Unique health impacts of pesticides on women
Extent of information to women about pesticides increases understanding of impacts of use and increases agricultural practices and consumer habits which reduce exposures.

When women are exposed, so too are children through women’s breastmilk contamination and because women play an important role in educating children. Women are also often the ones responsible when other family members are impacted by illnesses due to pesticide exposure.

Several of the recommendations in Agenda 21 relate to women and pesticide use. In Chapter 14, there are recommendations that there should be increased public awareness of sustainable agriculture in women’s groups, that governments should disseminate to farming households more information involving "reduced use of agricultural chemicals" and train women’s groups, farmers and extension agents in alternative non chemical ways of controlling pests are of significance. Economic considerations must be taken into account related to the costs to women of health problems due to exposures to pesticides both for themselves and the family as well as the issues of women as consumers of pesticide products.

 

B. Patterns of Use:

Women now play a significant role in the agricultural labor force worldwide. The United Nations reports that nearly 80% of economically active women in sub-Saharan African and at least half in Asia, other than western Asia, are now working in agriculture. In Latin America and the Caribbean and in developed countries, these numbers are much lower. In the United States for example, women make up 19% of the agricultural work force, according to the Census of Agriculture. Other sources indicate that there were 128,170 women farm operators in the US in 1978 (5% of all farmers were women). Women farmers working as partners in farming operations are often undercounted because usually the husband is considered the main operator. (2, 3, 4)

:: Provided material ::
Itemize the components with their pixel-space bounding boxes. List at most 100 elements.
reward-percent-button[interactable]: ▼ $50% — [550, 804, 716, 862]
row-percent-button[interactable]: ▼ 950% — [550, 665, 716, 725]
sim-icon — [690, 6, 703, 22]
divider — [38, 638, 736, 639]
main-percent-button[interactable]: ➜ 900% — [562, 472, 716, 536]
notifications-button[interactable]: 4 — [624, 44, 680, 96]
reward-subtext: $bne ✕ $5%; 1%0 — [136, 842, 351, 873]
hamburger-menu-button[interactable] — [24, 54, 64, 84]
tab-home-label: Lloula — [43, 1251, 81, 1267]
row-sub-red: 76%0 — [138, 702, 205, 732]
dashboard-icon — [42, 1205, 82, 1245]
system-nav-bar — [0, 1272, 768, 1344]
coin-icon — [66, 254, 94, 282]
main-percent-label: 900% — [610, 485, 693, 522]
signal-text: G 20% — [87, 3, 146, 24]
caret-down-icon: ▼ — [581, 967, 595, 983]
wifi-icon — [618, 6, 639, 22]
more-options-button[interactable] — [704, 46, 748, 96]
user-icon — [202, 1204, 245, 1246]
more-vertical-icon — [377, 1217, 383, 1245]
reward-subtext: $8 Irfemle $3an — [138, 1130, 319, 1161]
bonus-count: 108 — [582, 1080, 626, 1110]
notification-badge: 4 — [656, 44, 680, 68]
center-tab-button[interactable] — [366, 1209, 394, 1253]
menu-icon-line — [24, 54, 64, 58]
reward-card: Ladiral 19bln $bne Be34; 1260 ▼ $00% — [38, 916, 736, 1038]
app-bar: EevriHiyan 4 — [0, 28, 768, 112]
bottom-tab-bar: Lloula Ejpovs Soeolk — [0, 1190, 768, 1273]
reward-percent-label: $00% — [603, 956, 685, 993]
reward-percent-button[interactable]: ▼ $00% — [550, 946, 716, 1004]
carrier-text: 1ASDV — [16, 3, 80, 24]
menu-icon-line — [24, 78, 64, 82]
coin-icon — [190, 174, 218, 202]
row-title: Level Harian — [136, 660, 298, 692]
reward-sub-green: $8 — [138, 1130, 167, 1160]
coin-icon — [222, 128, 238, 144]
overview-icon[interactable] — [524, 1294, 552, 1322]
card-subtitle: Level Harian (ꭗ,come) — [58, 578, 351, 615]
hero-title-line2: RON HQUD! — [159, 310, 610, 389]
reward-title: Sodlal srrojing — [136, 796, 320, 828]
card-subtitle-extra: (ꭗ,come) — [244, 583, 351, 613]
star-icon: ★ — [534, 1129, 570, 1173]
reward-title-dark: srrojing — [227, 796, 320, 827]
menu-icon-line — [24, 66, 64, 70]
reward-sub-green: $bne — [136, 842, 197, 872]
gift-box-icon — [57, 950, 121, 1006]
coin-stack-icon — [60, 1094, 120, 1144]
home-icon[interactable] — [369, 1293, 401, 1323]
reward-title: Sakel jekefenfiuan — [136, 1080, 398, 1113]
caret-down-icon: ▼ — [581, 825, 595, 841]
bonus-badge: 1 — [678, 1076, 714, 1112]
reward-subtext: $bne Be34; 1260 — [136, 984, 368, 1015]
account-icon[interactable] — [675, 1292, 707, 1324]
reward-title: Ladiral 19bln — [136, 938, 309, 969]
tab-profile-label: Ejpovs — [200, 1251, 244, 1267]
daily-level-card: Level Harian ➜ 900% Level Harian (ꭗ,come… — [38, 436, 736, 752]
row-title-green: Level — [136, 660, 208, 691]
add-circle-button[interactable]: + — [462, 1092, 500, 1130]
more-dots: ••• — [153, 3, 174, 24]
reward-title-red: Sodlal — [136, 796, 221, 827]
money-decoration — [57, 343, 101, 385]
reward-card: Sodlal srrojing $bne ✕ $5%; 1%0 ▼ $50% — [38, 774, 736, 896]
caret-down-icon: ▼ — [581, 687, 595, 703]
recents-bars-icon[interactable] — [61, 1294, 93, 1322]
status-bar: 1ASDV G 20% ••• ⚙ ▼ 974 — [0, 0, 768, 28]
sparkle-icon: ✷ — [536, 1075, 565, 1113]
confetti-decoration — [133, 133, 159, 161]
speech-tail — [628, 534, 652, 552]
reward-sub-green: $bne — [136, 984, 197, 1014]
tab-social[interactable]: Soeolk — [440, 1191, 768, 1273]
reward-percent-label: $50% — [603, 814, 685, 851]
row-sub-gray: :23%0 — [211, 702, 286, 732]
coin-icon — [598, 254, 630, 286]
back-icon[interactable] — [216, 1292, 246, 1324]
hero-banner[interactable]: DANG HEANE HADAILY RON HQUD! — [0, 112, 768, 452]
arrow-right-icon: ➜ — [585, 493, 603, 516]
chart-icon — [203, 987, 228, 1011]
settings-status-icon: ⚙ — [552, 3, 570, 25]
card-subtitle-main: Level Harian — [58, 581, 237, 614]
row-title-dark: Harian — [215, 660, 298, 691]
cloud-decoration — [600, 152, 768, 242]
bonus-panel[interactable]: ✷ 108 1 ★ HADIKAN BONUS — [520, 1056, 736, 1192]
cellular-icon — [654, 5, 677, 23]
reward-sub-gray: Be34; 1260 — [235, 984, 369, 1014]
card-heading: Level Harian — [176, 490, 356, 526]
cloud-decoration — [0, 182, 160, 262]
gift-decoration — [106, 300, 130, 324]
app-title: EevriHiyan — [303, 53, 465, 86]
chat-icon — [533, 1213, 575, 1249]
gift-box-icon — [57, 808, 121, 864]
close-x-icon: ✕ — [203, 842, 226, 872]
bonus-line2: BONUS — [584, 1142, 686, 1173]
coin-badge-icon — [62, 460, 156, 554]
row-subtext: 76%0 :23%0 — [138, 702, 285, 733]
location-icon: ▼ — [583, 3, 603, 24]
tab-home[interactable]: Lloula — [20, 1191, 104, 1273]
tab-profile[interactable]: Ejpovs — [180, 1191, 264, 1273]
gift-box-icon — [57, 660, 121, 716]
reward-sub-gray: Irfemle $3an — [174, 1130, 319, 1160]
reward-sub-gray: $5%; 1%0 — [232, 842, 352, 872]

:: Required tasks ::
1. For each statement, say yes or no based on the text about pesticides and women, and quote the text's deciding words. (a) According to the Census of Agriculture, women make up 19% of the agricultural work force in the United States. (b) Women farmers working as partners are usually counted as the main operator. (c) The share of economically active women in agriculture is higher in Latin America and the Caribbean than in sub-Saharan Africa.
2. Duplicate the part of the text about pesticides and women from "Unique health impacts" up to and including "to pesticide exposure.", word for word.
Rely only on the text about pesticides and women.

:: Answers by task ::
1.
(a) Yes: "In the United States for example, women make up 19% of the agricultural work force, according to the Census of Agriculture."
(b) No: "Women farmers working as partners in farming operations are often undercounted because usually the husband is considered the main operator."
(c) No: "In Latin America and the Caribbean and in developed countries, these numbers are much lower."

2.
Unique health impacts of pesticides on women
Extent of information to women about pesticides increases understanding of impacts of use and increases agricultural practices and consumer habits which reduce exposures.

When women are exposed, so too are children through women’s breastmilk contamination and because women play an important role in educating children. Women are also often the ones responsible when other family members are impacted by illnesses due to pesticide exposure.